> **PROBLEM TO SOLVE**: In the records below, find each line containing the word "content" and copy it.

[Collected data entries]

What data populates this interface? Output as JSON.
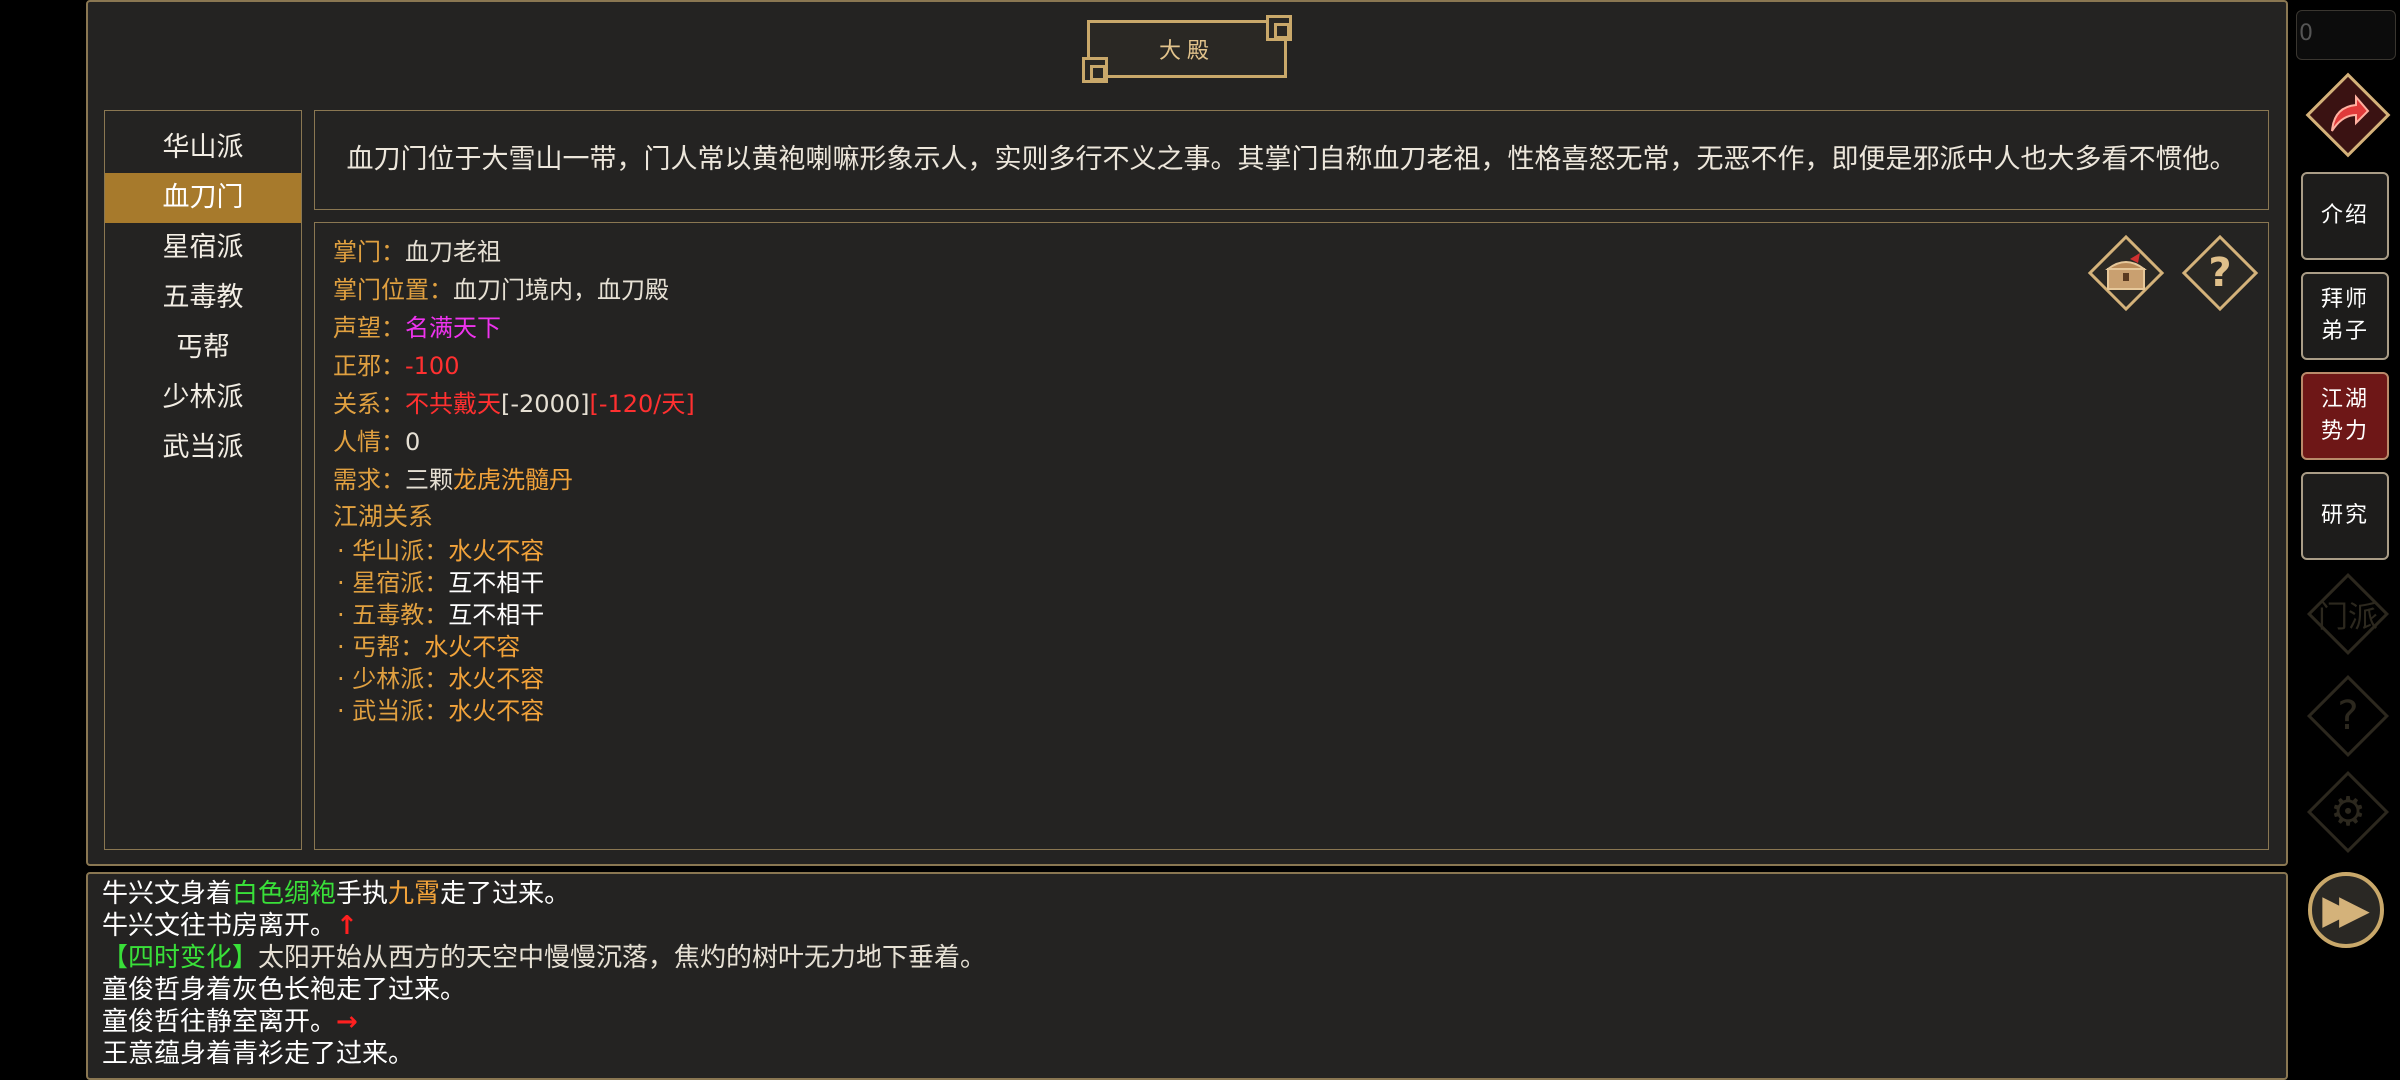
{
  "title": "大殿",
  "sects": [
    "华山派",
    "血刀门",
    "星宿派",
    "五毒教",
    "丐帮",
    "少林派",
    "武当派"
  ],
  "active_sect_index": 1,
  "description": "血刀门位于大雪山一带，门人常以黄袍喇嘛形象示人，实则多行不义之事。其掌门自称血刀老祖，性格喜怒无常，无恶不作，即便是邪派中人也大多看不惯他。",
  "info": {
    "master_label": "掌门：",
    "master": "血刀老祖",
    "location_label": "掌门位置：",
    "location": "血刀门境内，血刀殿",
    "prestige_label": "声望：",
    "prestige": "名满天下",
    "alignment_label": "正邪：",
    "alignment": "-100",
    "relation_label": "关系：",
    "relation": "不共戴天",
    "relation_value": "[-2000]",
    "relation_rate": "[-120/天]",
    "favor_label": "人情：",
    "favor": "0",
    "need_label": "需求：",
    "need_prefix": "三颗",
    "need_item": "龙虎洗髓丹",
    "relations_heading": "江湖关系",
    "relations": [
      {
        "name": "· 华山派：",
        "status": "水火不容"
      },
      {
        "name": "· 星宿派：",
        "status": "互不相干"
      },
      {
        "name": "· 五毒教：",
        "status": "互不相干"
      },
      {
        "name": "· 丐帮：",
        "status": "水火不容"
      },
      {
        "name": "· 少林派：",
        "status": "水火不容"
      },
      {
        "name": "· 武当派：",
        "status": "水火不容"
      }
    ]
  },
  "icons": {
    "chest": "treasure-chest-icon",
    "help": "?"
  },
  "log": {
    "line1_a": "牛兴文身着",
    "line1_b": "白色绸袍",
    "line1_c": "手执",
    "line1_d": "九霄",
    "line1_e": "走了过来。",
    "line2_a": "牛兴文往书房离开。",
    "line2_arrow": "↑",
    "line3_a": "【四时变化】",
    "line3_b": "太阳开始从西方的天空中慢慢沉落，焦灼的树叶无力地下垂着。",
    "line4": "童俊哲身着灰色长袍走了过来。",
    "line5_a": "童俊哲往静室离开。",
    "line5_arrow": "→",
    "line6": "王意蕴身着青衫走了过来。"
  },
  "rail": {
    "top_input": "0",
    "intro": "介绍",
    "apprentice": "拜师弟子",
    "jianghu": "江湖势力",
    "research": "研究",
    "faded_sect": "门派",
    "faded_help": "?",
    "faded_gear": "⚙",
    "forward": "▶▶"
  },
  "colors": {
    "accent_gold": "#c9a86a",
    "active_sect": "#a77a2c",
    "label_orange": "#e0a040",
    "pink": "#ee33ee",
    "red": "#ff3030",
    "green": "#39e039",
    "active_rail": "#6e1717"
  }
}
* * *
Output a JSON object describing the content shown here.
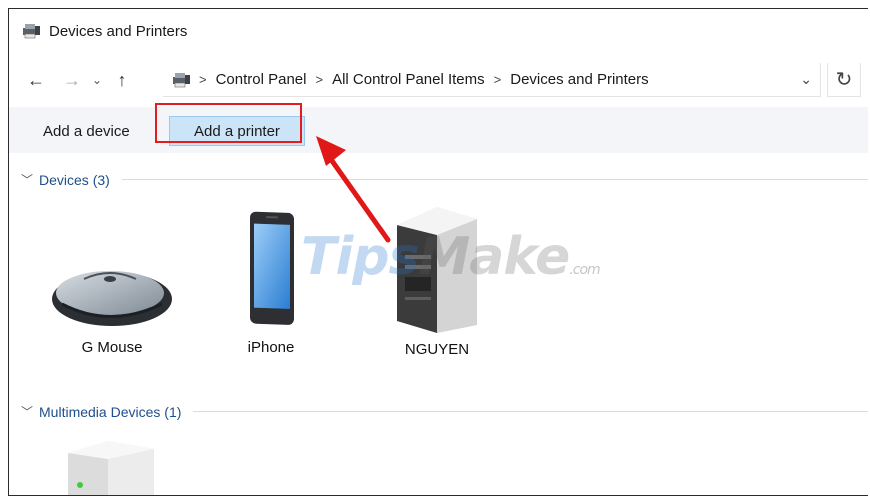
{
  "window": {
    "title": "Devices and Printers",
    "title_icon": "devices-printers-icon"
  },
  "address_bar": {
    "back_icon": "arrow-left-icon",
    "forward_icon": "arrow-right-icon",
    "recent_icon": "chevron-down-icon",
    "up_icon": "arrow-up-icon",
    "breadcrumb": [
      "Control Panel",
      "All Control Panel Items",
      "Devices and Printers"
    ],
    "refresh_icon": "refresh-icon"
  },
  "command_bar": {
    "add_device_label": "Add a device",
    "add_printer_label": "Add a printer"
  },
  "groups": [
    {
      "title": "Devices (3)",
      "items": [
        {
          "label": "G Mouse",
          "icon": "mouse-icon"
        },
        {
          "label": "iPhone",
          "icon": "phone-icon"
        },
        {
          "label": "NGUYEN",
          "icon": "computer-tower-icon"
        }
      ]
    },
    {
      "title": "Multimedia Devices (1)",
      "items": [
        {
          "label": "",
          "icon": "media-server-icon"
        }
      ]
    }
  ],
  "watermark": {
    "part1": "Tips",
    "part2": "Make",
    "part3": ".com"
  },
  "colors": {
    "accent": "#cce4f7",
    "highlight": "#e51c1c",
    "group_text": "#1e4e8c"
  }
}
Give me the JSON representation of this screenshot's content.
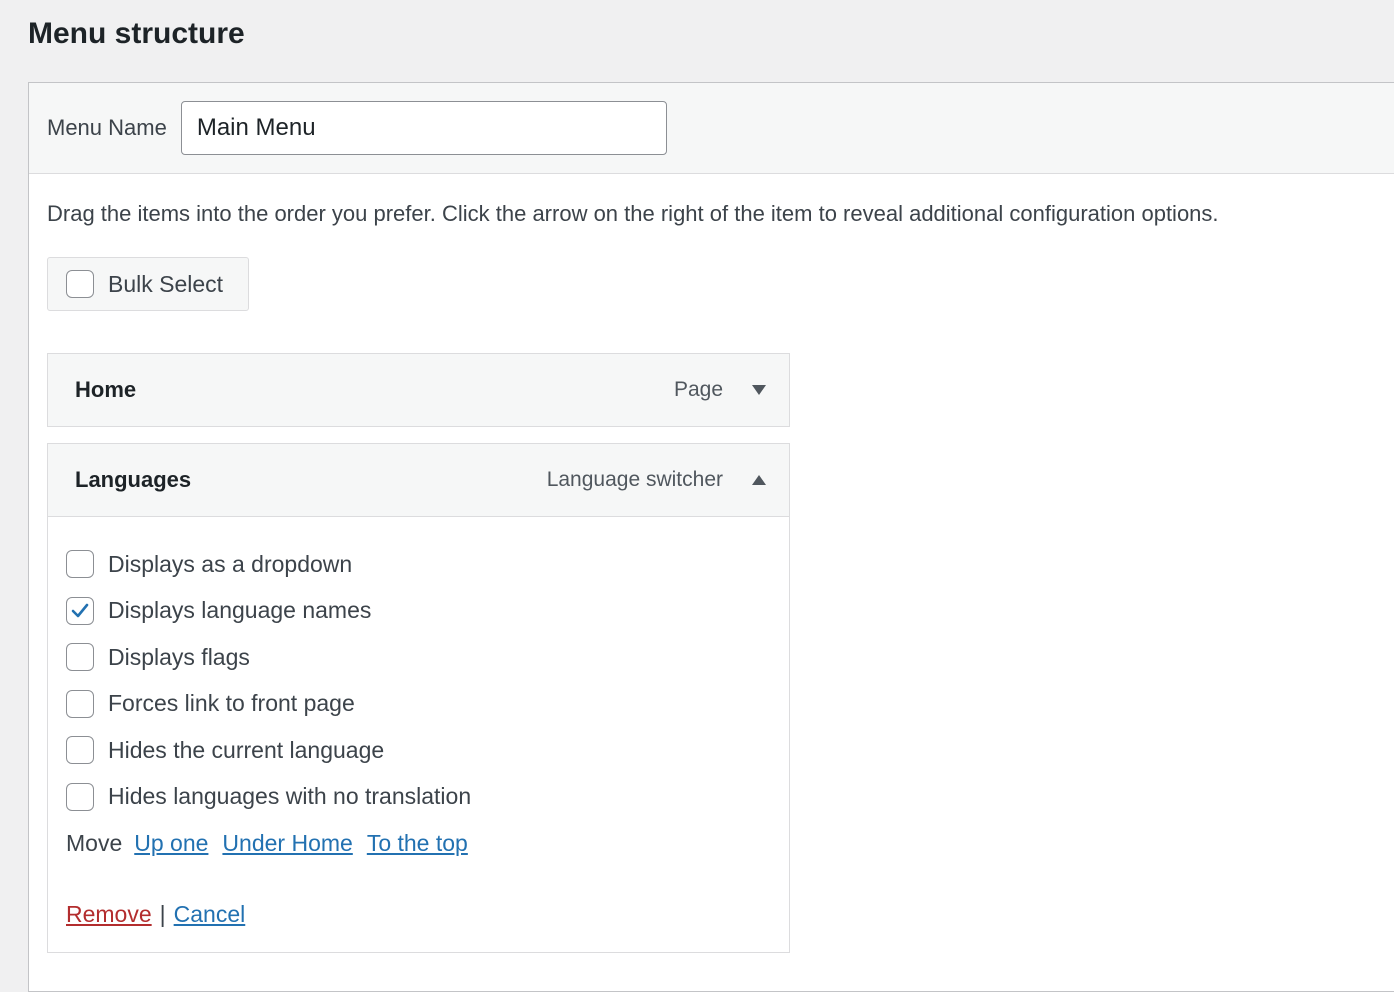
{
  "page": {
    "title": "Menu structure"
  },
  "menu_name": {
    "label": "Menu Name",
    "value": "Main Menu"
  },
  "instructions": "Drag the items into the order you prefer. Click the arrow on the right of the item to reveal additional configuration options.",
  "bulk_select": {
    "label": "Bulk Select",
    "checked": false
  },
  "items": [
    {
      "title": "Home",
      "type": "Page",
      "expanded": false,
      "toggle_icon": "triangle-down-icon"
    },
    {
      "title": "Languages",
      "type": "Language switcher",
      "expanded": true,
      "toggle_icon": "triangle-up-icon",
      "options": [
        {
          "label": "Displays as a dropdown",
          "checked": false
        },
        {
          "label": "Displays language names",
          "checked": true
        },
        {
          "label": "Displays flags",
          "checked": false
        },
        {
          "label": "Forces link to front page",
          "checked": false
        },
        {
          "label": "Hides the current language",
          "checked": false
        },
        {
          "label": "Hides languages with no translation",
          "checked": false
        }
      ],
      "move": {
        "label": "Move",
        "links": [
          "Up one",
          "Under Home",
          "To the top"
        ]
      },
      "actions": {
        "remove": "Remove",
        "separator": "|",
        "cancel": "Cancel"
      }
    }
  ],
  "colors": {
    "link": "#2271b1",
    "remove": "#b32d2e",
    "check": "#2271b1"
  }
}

> **EXERCISE SOLUTION**:
Output a JSON object describing the content shown here.
Give me the JSON representation of this screenshot's content.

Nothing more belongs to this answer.